+++ Extracted records

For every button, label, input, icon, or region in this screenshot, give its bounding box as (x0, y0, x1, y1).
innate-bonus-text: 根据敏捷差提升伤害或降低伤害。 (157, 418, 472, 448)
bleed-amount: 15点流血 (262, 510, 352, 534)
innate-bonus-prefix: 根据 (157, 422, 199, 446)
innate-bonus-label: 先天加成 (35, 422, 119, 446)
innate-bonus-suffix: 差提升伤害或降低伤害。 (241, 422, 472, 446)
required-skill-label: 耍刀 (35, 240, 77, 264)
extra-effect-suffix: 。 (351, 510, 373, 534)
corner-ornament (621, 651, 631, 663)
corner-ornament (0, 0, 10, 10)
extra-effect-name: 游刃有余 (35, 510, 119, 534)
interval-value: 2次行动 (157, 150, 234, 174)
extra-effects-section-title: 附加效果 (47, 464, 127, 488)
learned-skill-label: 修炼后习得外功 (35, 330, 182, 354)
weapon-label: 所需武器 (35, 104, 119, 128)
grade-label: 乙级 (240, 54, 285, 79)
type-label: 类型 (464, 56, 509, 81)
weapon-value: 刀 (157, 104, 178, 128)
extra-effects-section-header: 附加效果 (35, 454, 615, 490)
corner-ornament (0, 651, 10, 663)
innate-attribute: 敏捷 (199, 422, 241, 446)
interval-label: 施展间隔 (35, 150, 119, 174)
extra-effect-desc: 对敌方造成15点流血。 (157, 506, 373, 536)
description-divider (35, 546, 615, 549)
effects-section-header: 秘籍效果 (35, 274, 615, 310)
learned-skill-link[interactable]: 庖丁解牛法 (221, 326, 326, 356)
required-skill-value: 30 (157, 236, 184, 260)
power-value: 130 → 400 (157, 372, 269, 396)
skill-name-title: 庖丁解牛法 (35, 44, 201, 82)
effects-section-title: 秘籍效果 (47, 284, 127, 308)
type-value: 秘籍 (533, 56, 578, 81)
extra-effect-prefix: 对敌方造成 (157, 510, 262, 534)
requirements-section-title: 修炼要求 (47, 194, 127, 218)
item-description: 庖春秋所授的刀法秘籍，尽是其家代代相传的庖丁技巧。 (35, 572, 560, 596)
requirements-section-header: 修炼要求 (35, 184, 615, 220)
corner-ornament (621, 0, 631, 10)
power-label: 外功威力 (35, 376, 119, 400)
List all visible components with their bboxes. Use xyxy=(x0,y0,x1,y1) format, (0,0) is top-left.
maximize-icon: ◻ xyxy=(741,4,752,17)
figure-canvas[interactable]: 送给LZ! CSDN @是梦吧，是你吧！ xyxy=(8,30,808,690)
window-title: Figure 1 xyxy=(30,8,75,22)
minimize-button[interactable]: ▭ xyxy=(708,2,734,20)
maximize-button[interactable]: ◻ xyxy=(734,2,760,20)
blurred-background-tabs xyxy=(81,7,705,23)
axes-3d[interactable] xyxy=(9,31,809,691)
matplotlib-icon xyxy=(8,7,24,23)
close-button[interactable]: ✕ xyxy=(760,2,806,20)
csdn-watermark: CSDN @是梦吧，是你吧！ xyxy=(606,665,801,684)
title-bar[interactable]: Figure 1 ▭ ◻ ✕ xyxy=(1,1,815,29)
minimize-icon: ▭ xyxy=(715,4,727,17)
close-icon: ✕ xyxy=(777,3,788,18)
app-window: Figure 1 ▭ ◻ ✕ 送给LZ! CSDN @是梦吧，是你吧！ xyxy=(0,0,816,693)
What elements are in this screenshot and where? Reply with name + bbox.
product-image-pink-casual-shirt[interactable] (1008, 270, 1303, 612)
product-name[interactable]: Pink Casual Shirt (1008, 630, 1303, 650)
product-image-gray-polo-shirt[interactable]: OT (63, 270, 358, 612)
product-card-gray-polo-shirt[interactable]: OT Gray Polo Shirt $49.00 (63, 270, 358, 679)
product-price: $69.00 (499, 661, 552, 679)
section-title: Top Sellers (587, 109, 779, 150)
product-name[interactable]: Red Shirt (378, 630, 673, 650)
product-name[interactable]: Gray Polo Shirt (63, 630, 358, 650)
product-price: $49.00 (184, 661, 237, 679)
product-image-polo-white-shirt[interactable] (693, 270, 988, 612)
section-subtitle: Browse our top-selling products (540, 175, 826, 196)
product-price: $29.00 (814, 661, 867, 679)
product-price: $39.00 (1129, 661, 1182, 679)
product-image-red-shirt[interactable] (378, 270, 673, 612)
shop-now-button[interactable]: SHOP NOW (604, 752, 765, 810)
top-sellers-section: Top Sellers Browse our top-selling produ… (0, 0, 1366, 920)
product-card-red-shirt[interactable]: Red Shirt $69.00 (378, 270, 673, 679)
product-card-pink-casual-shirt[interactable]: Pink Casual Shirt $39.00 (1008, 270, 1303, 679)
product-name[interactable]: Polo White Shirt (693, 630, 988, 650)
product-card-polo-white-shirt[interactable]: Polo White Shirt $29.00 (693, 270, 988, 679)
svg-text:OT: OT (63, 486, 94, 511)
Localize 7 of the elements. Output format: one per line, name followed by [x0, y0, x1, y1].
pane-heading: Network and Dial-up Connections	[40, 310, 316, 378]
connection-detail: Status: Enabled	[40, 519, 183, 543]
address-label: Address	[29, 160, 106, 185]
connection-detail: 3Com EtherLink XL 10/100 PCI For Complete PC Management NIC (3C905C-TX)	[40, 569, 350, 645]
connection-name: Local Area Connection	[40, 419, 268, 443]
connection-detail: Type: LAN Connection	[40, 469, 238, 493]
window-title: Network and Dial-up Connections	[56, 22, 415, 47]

++++++

Set problem:
Revise the records above so that every "connection-detail" becomes "connection-info", and leave everything else unchanged.

Answer to this task:
For every button, label, input, icon, or region in this screenshot, give its bounding box as (x0, y0, x1, y1).
innate-bonus-text: 根据敏捷差提升伤害或降低伤害。 (157, 418, 472, 448)
bleed-amount: 15点流血 (262, 510, 352, 534)
innate-bonus-prefix: 根据 (157, 422, 199, 446)
innate-bonus-label: 先天加成 (35, 422, 119, 446)
innate-bonus-suffix: 差提升伤害或降低伤害。 (241, 422, 472, 446)
required-skill-label: 耍刀 (35, 240, 77, 264)
extra-effect-suffix: 。 (351, 510, 373, 534)
corner-ornament (621, 651, 631, 663)
corner-ornament (0, 0, 10, 10)
extra-effect-name: 游刃有余 (35, 510, 119, 534)
interval-value: 2次行动 (157, 150, 234, 174)
extra-effects-section-title: 附加效果 (47, 464, 127, 488)
learned-skill-label: 修炼后习得外功 (35, 330, 182, 354)
weapon-label: 所需武器 (35, 104, 119, 128)
grade-label: 乙级 (240, 54, 285, 79)
type-label: 类型 (464, 56, 509, 81)
weapon-value: 刀 (157, 104, 178, 128)
extra-effects-section-header: 附加效果 (35, 454, 615, 490)
corner-ornament (0, 651, 10, 663)
innate-attribute: 敏捷 (199, 422, 241, 446)
interval-label: 施展间隔 (35, 150, 119, 174)
extra-effect-desc: 对敌方造成15点流血。 (157, 506, 373, 536)
description-divider (35, 546, 615, 549)
effects-section-header: 秘籍效果 (35, 274, 615, 310)
learned-skill-link[interactable]: 庖丁解牛法 (221, 326, 326, 356)
required-skill-value: 30 (157, 236, 184, 260)
power-value: 130 → 400 (157, 372, 269, 396)
skill-name-title: 庖丁解牛法 (35, 44, 201, 82)
effects-section-title: 秘籍效果 (47, 284, 127, 308)
type-value: 秘籍 (533, 56, 578, 81)
extra-effect-prefix: 对敌方造成 (157, 510, 262, 534)
requirements-section-title: 修炼要求 (47, 194, 127, 218)
item-description: 庖春秋所授的刀法秘籍，尽是其家代代相传的庖丁技巧。 (35, 572, 560, 596)
requirements-section-header: 修炼要求 (35, 184, 615, 220)
corner-ornament (621, 0, 631, 10)
power-label: 外功威力 (35, 376, 119, 400)
List all visible components with their bboxes. Use xyxy=(x0,y0,x1,y1) format, (0,0) is top-left.
maximize-icon: ◻ xyxy=(741,4,752,17)
figure-canvas[interactable]: 送给LZ! CSDN @是梦吧，是你吧！ xyxy=(8,30,808,690)
window-title: Figure 1 xyxy=(30,8,75,22)
minimize-button[interactable]: ▭ xyxy=(708,2,734,20)
maximize-button[interactable]: ◻ xyxy=(734,2,760,20)
blurred-background-tabs xyxy=(81,7,705,23)
axes-3d[interactable] xyxy=(9,31,809,691)
matplotlib-icon xyxy=(8,7,24,23)
close-button[interactable]: ✕ xyxy=(760,2,806,20)
csdn-watermark: CSDN @是梦吧，是你吧！ xyxy=(606,665,801,684)
title-bar[interactable]: Figure 1 ▭ ◻ ✕ xyxy=(1,1,815,29)
minimize-icon: ▭ xyxy=(715,4,727,17)
close-icon: ✕ xyxy=(777,3,788,18)
app-window: Figure 1 ▭ ◻ ✕ 送给LZ! CSDN @是梦吧，是你吧！ xyxy=(0,0,816,693)
What elements are in this screenshot and where? Reply with name + bbox.
product-image-pink-casual-shirt[interactable] (1008, 270, 1303, 612)
product-name[interactable]: Pink Casual Shirt (1008, 630, 1303, 650)
product-image-gray-polo-shirt[interactable]: OT (63, 270, 358, 612)
product-card-gray-polo-shirt[interactable]: OT Gray Polo Shirt $49.00 (63, 270, 358, 679)
product-price: $69.00 (499, 661, 552, 679)
section-title: Top Sellers (587, 109, 779, 150)
product-name[interactable]: Red Shirt (378, 630, 673, 650)
product-name[interactable]: Gray Polo Shirt (63, 630, 358, 650)
product-price: $49.00 (184, 661, 237, 679)
product-image-polo-white-shirt[interactable] (693, 270, 988, 612)
section-subtitle: Browse our top-selling products (540, 175, 826, 196)
product-price: $29.00 (814, 661, 867, 679)
product-price: $39.00 (1129, 661, 1182, 679)
product-image-red-shirt[interactable] (378, 270, 673, 612)
shop-now-button[interactable]: SHOP NOW (604, 752, 765, 810)
top-sellers-section: Top Sellers Browse our top-selling produ… (0, 0, 1366, 920)
product-card-red-shirt[interactable]: Red Shirt $69.00 (378, 270, 673, 679)
product-card-pink-casual-shirt[interactable]: Pink Casual Shirt $39.00 (1008, 270, 1303, 679)
product-name[interactable]: Polo White Shirt (693, 630, 988, 650)
product-card-polo-white-shirt[interactable]: Polo White Shirt $29.00 (693, 270, 988, 679)
svg-text:OT: OT (63, 486, 94, 511)
Localize 7 of the elements. Output format: one per line, name followed by [x0, y0, x1, y1].
pane-heading: Network and Dial-up Connections	[40, 310, 316, 378]
connection-info: Status: Enabled	[40, 519, 183, 543]
address-label: Address	[29, 160, 106, 185]
connection-info: 3Com EtherLink XL 10/100 PCI For Complete PC Management NIC (3C905C-TX)	[40, 569, 350, 645]
connection-name: Local Area Connection	[40, 419, 268, 443]
connection-info: Type: LAN Connection	[40, 469, 238, 493]
window-title: Network and Dial-up Connections	[56, 22, 415, 47]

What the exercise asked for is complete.